#### What to do:
Quote the listing below in its entirety.

Records from a data source:

start

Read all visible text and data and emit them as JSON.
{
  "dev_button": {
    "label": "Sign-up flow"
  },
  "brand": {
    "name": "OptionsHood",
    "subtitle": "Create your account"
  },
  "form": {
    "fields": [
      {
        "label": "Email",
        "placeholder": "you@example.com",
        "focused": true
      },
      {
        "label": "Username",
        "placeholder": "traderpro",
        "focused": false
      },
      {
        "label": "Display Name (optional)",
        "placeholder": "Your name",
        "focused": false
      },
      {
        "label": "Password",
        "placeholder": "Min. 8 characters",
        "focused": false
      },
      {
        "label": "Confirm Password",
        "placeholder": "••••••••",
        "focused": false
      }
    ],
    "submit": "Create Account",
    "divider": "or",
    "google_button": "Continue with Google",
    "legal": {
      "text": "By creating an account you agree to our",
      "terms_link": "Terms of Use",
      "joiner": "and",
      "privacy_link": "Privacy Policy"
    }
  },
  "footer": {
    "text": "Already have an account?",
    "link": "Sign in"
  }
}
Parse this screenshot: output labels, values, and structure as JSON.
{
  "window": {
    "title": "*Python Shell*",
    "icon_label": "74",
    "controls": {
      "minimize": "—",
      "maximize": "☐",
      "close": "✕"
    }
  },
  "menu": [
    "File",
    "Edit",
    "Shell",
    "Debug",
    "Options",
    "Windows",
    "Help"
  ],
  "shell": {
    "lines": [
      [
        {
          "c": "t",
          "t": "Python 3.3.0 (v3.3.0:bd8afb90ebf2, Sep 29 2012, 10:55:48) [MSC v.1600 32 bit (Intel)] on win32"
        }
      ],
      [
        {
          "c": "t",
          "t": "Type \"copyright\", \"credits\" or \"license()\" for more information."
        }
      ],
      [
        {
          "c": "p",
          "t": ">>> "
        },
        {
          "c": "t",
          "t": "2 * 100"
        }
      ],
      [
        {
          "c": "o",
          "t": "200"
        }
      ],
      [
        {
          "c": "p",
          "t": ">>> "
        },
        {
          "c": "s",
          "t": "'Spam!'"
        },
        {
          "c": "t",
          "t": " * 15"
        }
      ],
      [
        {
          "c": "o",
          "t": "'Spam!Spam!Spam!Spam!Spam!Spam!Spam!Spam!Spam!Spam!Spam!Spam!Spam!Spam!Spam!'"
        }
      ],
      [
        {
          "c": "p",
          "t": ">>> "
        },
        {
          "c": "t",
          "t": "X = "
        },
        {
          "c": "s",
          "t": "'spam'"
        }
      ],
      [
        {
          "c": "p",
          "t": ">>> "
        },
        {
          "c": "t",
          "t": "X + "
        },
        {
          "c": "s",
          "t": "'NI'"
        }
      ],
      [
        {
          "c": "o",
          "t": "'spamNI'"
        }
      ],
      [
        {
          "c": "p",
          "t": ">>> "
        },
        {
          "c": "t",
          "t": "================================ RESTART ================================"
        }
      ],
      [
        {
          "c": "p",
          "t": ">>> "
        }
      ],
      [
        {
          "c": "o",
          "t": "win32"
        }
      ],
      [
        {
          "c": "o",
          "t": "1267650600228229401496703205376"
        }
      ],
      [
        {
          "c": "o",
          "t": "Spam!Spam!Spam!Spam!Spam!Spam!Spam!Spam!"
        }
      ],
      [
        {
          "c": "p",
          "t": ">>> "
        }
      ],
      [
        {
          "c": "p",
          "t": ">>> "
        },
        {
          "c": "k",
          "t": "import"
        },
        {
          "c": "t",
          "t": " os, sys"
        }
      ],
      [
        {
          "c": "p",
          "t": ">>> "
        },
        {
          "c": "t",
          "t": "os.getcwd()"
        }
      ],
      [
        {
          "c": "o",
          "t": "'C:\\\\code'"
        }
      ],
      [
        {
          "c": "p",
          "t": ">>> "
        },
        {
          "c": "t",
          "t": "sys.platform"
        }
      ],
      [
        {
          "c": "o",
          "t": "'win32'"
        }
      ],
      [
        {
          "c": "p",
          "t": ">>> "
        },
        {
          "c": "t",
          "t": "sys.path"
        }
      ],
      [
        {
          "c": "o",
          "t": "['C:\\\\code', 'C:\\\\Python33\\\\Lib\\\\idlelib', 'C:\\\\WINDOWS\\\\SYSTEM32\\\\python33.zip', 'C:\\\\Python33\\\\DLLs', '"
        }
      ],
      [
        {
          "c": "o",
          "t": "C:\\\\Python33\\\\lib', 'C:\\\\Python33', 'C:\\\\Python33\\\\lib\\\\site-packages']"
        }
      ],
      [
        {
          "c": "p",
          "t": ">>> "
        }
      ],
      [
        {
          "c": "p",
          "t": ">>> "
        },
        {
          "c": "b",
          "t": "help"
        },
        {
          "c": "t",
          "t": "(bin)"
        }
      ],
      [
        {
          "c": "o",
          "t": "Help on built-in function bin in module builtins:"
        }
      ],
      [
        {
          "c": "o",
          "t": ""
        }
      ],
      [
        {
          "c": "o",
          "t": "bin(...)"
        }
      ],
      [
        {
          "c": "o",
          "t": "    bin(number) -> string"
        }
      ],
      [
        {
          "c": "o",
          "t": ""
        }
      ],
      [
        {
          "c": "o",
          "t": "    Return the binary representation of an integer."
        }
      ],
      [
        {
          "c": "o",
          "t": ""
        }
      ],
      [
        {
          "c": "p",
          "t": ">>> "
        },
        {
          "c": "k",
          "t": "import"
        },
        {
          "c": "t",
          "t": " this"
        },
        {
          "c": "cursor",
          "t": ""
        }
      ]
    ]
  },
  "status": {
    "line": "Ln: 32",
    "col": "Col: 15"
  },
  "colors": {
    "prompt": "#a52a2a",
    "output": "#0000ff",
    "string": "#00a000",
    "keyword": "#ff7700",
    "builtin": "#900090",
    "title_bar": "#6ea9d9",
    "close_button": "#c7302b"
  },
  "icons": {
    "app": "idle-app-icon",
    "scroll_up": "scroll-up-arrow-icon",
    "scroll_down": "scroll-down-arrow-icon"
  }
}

end

#### Response to the task:
Read all visible text and data and emit them as JSON.
{
  "dev_button": {
    "label": "Sign-up flow"
  },
  "brand": {
    "name": "OptionsHood",
    "subtitle": "Create your account"
  },
  "form": {
    "fields": [
      {
        "label": "Email",
        "placeholder": "you@example.com",
        "focused": true
      },
      {
        "label": "Username",
        "placeholder": "traderpro",
        "focused": false
      },
      {
        "label": "Display Name (optional)",
        "placeholder": "Your name",
        "focused": false
      },
      {
        "label": "Password",
        "placeholder": "Min. 8 characters",
        "focused": false
      },
      {
        "label": "Confirm Password",
        "placeholder": "••••••••",
        "focused": false
      }
    ],
    "submit": "Create Account",
    "divider": "or",
    "google_button": "Continue with Google",
    "legal": {
      "text": "By creating an account you agree to our",
      "terms_link": "Terms of Use",
      "joiner": "and",
      "privacy_link": "Privacy Policy"
    }
  },
  "footer": {
    "text": "Already have an account?",
    "link": "Sign in"
  }
}
Parse this screenshot: output labels, values, and structure as JSON.
{
  "window": {
    "title": "*Python Shell*",
    "icon_label": "74",
    "controls": {
      "minimize": "—",
      "maximize": "☐",
      "close": "✕"
    }
  },
  "menu": [
    "File",
    "Edit",
    "Shell",
    "Debug",
    "Options",
    "Windows",
    "Help"
  ],
  "shell": {
    "lines": [
      [
        {
          "c": "t",
          "t": "Python 3.3.0 (v3.3.0:bd8afb90ebf2, Sep 29 2012, 10:55:48) [MSC v.1600 32 bit (Intel)] on win32"
        }
      ],
      [
        {
          "c": "t",
          "t": "Type \"copyright\", \"credits\" or \"license()\" for more information."
        }
      ],
      [
        {
          "c": "p",
          "t": ">>> "
        },
        {
          "c": "t",
          "t": "2 * 100"
        }
      ],
      [
        {
          "c": "o",
          "t": "200"
        }
      ],
      [
        {
          "c": "p",
          "t": ">>> "
        },
        {
          "c": "s",
          "t": "'Spam!'"
        },
        {
          "c": "t",
          "t": " * 15"
        }
      ],
      [
        {
          "c": "o",
          "t": "'Spam!Spam!Spam!Spam!Spam!Spam!Spam!Spam!Spam!Spam!Spam!Spam!Spam!Spam!Spam!'"
        }
      ],
      [
        {
          "c": "p",
          "t": ">>> "
        },
        {
          "c": "t",
          "t": "X = "
        },
        {
          "c": "s",
          "t": "'spam'"
        }
      ],
      [
        {
          "c": "p",
          "t": ">>> "
        },
        {
          "c": "t",
          "t": "X + "
        },
        {
          "c": "s",
          "t": "'NI'"
        }
      ],
      [
        {
          "c": "o",
          "t": "'spamNI'"
        }
      ],
      [
        {
          "c": "p",
          "t": ">>> "
        },
        {
          "c": "t",
          "t": "================================ RESTART ================================"
        }
      ],
      [
        {
          "c": "p",
          "t": ">>> "
        }
      ],
      [
        {
          "c": "o",
          "t": "win32"
        }
      ],
      [
        {
          "c": "o",
          "t": "1267650600228229401496703205376"
        }
      ],
      [
        {
          "c": "o",
          "t": "Spam!Spam!Spam!Spam!Spam!Spam!Spam!Spam!"
        }
      ],
      [
        {
          "c": "p",
          "t": ">>> "
        }
      ],
      [
        {
          "c": "p",
          "t": ">>> "
        },
        {
          "c": "k",
          "t": "import"
        },
        {
          "c": "t",
          "t": " os, sys"
        }
      ],
      [
        {
          "c": "p",
          "t": ">>> "
        },
        {
          "c": "t",
          "t": "os.getcwd()"
        }
      ],
      [
        {
          "c": "o",
          "t": "'C:\\\\code'"
        }
      ],
      [
        {
          "c": "p",
          "t": ">>> "
        },
        {
          "c": "t",
          "t": "sys.platform"
        }
      ],
      [
        {
          "c": "o",
          "t": "'win32'"
        }
      ],
      [
        {
          "c": "p",
          "t": ">>> "
        },
        {
          "c": "t",
          "t": "sys.path"
        }
      ],
      [
        {
          "c": "o",
          "t": "['C:\\\\code', 'C:\\\\Python33\\\\Lib\\\\idlelib', 'C:\\\\WINDOWS\\\\SYSTEM32\\\\python33.zip', 'C:\\\\Python33\\\\DLLs', '"
        }
      ],
      [
        {
          "c": "o",
          "t": "C:\\\\Python33\\\\lib', 'C:\\\\Python33', 'C:\\\\Python33\\\\lib\\\\site-packages']"
        }
      ],
      [
        {
          "c": "p",
          "t": ">>> "
        }
      ],
      [
        {
          "c": "p",
          "t": ">>> "
        },
        {
          "c": "b",
          "t": "help"
        },
        {
          "c": "t",
          "t": "(bin)"
        }
      ],
      [
        {
          "c": "o",
          "t": "Help on built-in function bin in module builtins:"
        }
      ],
      [
        {
          "c": "o",
          "t": ""
        }
      ],
      [
        {
          "c": "o",
          "t": "bin(...)"
        }
      ],
      [
        {
          "c": "o",
          "t": "    bin(number) -> string"
        }
      ],
      [
        {
          "c": "o",
          "t": ""
        }
      ],
      [
        {
          "c": "o",
          "t": "    Return the binary representation of an integer."
        }
      ],
      [
        {
          "c": "o",
          "t": ""
        }
      ],
      [
        {
          "c": "p",
          "t": ">>> "
        },
        {
          "c": "k",
          "t": "import"
        },
        {
          "c": "t",
          "t": " this"
        },
        {
          "c": "cursor",
          "t": ""
        }
      ]
    ]
  },
  "status": {
    "line": "Ln: 32",
    "col": "Col: 15"
  },
  "colors": {
    "prompt": "#a52a2a",
    "output": "#0000ff",
    "string": "#00a000",
    "keyword": "#ff7700",
    "builtin": "#900090",
    "title_bar": "#6ea9d9",
    "close_button": "#c7302b"
  },
  "icons": {
    "app": "idle-app-icon",
    "scroll_up": "scroll-up-arrow-icon",
    "scroll_down": "scroll-down-arrow-icon"
  }
}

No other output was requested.